### Exercise brief
Copy every line of the records below where the word "that" occurs.

━━━━━━━━━━

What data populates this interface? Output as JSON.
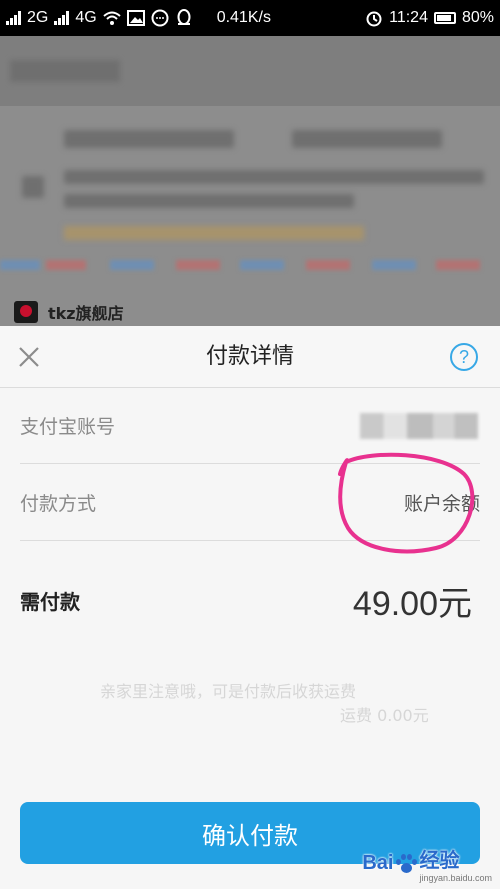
{
  "status_bar": {
    "network_1": "2G",
    "network_2": "4G",
    "speed": "0.41K/s",
    "time": "11:24",
    "battery": "80%"
  },
  "background": {
    "shop_name": "tkz旗舰店"
  },
  "sheet": {
    "title": "付款详情",
    "help_glyph": "?",
    "rows": [
      {
        "label": "支付宝账号",
        "value": ""
      },
      {
        "label": "付款方式",
        "value": "账户余额"
      }
    ],
    "amount_due": {
      "label": "需付款",
      "value": "49.00元"
    },
    "confirm_label": "确认付款"
  },
  "faded_text": {
    "line_1": "亲家里注意哦，可是付款后收获运费",
    "line_2": "运费 0.00元"
  },
  "watermark": {
    "brand": "Bai",
    "brand_suffix": "经验",
    "url": "jingyan.baidu.com"
  },
  "colors": {
    "accent": "#22a0e2",
    "annotation": "#e8318f"
  },
  "icons": [
    "signal-icon",
    "wifi-icon",
    "image-icon",
    "chat-icon",
    "qq-icon",
    "alarm-icon",
    "battery-icon",
    "close-icon",
    "help-icon",
    "paw-icon"
  ]
}
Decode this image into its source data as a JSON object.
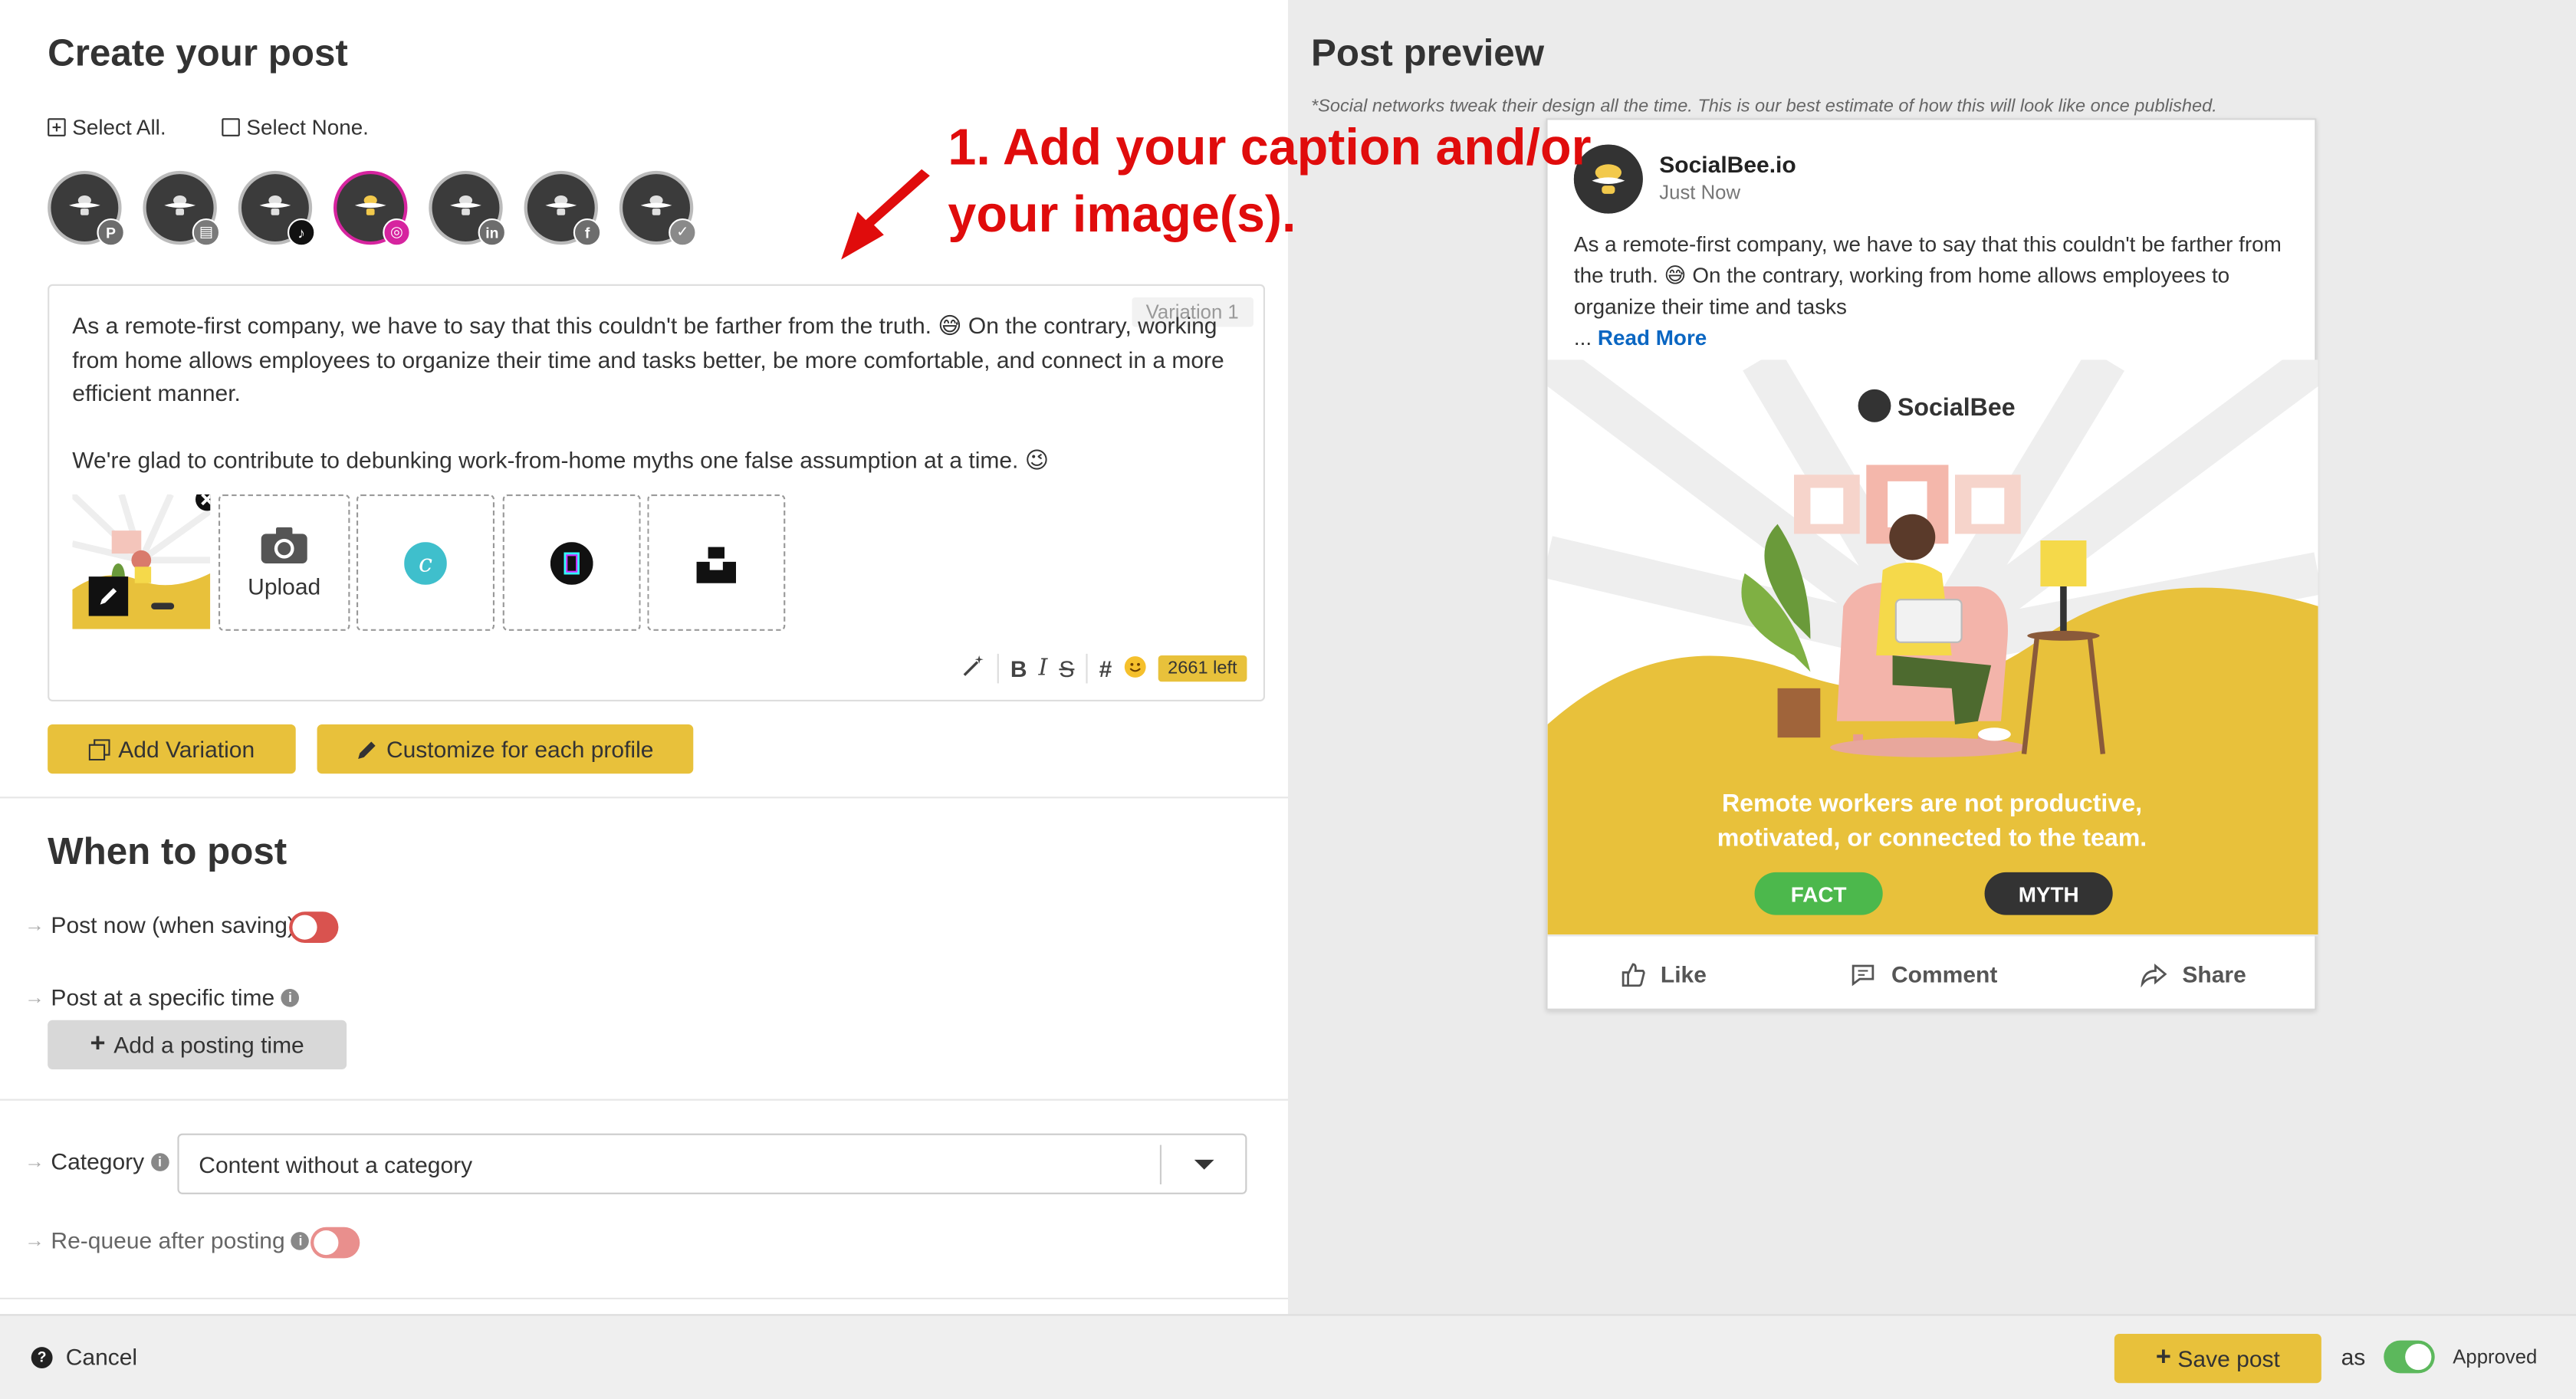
{
  "create": {
    "title": "Create your post",
    "select_all": "Select All.",
    "select_none": "Select None.",
    "profiles": [
      {
        "network": "pinterest",
        "badge": "P",
        "color": "#6d6d6d",
        "active": false
      },
      {
        "network": "google-business",
        "badge": "▤",
        "color": "#7a7a7a",
        "active": false
      },
      {
        "network": "tiktok",
        "badge": "♪",
        "color": "#111111",
        "active": false
      },
      {
        "network": "instagram",
        "badge": "◎",
        "color": "#d6249f",
        "active": true
      },
      {
        "network": "linkedin",
        "badge": "in",
        "color": "#6d6d6d",
        "active": false
      },
      {
        "network": "facebook",
        "badge": "f",
        "color": "#6d6d6d",
        "active": false
      },
      {
        "network": "twitter",
        "badge": "✓",
        "color": "#8a8a8a",
        "active": false
      }
    ],
    "variation_label": "Variation 1",
    "caption_p1": "As a remote-first company, we have to say that this couldn't be farther from the truth. 😅 On the contrary, working from home allows employees to organize their time and tasks better, be more comfortable, and connect in a more efficient manner.",
    "caption_p2": "We're glad to contribute to debunking work-from-home myths one false assumption at a time. 😉",
    "upload_label": "Upload",
    "chars_left": "2661 left",
    "add_variation": "Add Variation",
    "customize": "Customize for each profile"
  },
  "annotation": {
    "line1": "1. Add your caption and/or",
    "line2": "your image(s)."
  },
  "when": {
    "title": "When to post",
    "post_now": "Post now (when saving)",
    "post_specific": "Post at a specific time",
    "add_time": "Add a posting time",
    "category_label": "Category",
    "category_value": "Content without a category",
    "requeue": "Re-queue after posting"
  },
  "preview": {
    "title": "Post preview",
    "note": "*Social networks tweak their design all the time. This is our best estimate of how this will look like once published.",
    "name": "SocialBee.io",
    "time": "Just Now",
    "text": "As a remote-first company, we have to say that this couldn't be farther from the truth. 😅 On the contrary, working from home allows employees to organize their time and tasks",
    "ellipsis": "...",
    "read_more": "Read More",
    "image_brand": "SocialBee",
    "image_claim_1": "Remote workers are not productive,",
    "image_claim_2": "motivated, or connected to the team.",
    "fact": "FACT",
    "myth": "MYTH",
    "like": "Like",
    "comment": "Comment",
    "share": "Share"
  },
  "footer": {
    "cancel": "Cancel",
    "save": "Save post",
    "as": "as",
    "status": "Approved"
  },
  "colors": {
    "accent": "#e8c13b",
    "toggle_off": "#d9534f",
    "toggle_on": "#5cb85c",
    "link": "#0a66c2",
    "annotation": "#e00c0c"
  }
}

━━━━━━━━━━

### Solution for this task
    "caption_p1": "As a remote-first company, we have to say that this couldn't be farther from the truth. 😅 On the contrary, working from home allows employees to organize their time and tasks better, be more comfortable, and connect in a more efficient manner.",
    "text": "As a remote-first company, we have to say that this couldn't be farther from the truth. 😅 On the contrary, working from home allows employees to organize their time and tasks",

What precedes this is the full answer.